■ Exercise brief
Write out each line exactly as given. Leave the pictures out of your copy.

Records about charts and figures:

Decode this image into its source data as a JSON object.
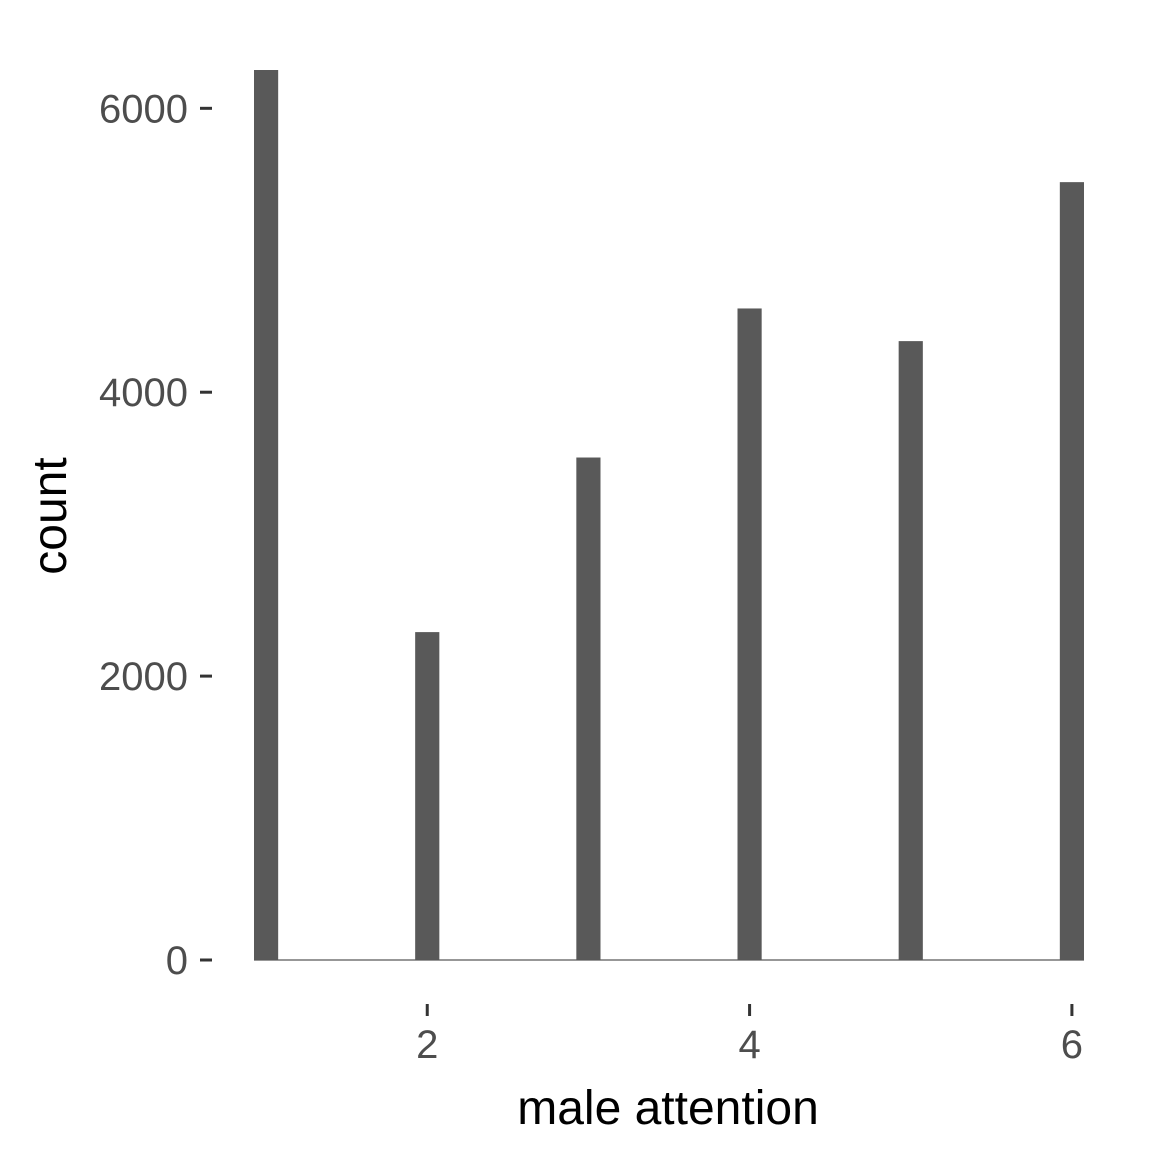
{
  "chart_data": {
    "type": "bar",
    "title": "",
    "xlabel": "male attention",
    "ylabel": "count",
    "bar_color": "#595959",
    "baseline_color": "#595959",
    "background": "#ffffff",
    "grid": false,
    "legend": "none",
    "xlim": [
      0.925,
      6.075
    ],
    "ylim": [
      0,
      6270
    ],
    "x_ticks": [
      2,
      4,
      6
    ],
    "y_ticks": [
      0,
      2000,
      4000,
      6000
    ],
    "bars": [
      {
        "x": 1,
        "count": 6270
      },
      {
        "x": 1.5,
        "count": 0
      },
      {
        "x": 2,
        "count": 2310
      },
      {
        "x": 2.5,
        "count": 0
      },
      {
        "x": 3,
        "count": 3540
      },
      {
        "x": 3.5,
        "count": 0
      },
      {
        "x": 4,
        "count": 4590
      },
      {
        "x": 4.5,
        "count": 0
      },
      {
        "x": 5,
        "count": 4360
      },
      {
        "x": 5.5,
        "count": 0
      },
      {
        "x": 6,
        "count": 5480
      }
    ]
  }
}
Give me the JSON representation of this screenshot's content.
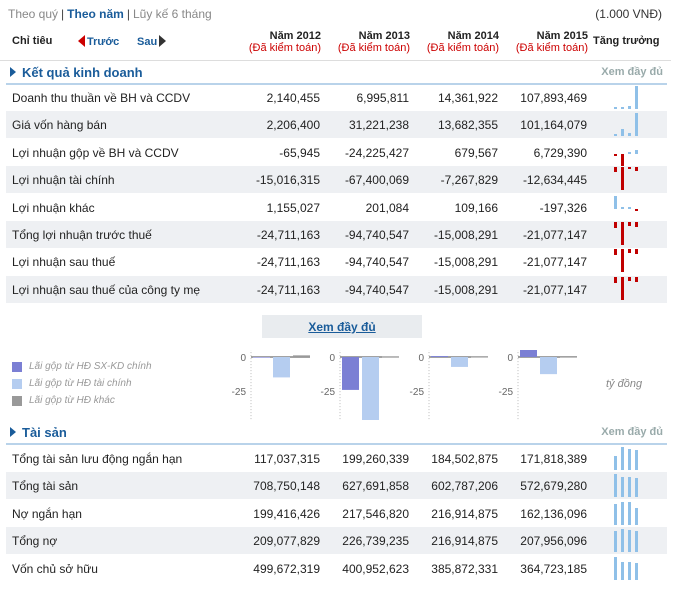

■ Worked solution
Decode this image into its source data as a JSON object.
{
  "chart_data": {
    "type": "bar",
    "title": "",
    "xlabel": "male attention",
    "ylabel": "count",
    "bar_color": "#595959",
    "baseline_color": "#595959",
    "background": "#ffffff",
    "grid": false,
    "legend": "none",
    "xlim": [
      0.925,
      6.075
    ],
    "ylim": [
      0,
      6270
    ],
    "x_ticks": [
      2,
      4,
      6
    ],
    "y_ticks": [
      0,
      2000,
      4000,
      6000
    ],
    "bars": [
      {
        "x": 1,
        "count": 6270
      },
      {
        "x": 1.5,
        "count": 0
      },
      {
        "x": 2,
        "count": 2310
      },
      {
        "x": 2.5,
        "count": 0
      },
      {
        "x": 3,
        "count": 3540
      },
      {
        "x": 3.5,
        "count": 0
      },
      {
        "x": 4,
        "count": 4590
      },
      {
        "x": 4.5,
        "count": 0
      },
      {
        "x": 5,
        "count": 4360
      },
      {
        "x": 5.5,
        "count": 0
      },
      {
        "x": 6,
        "count": 5480
      }
    ]
  }
}
Give me the JSON representation of this screenshot's content.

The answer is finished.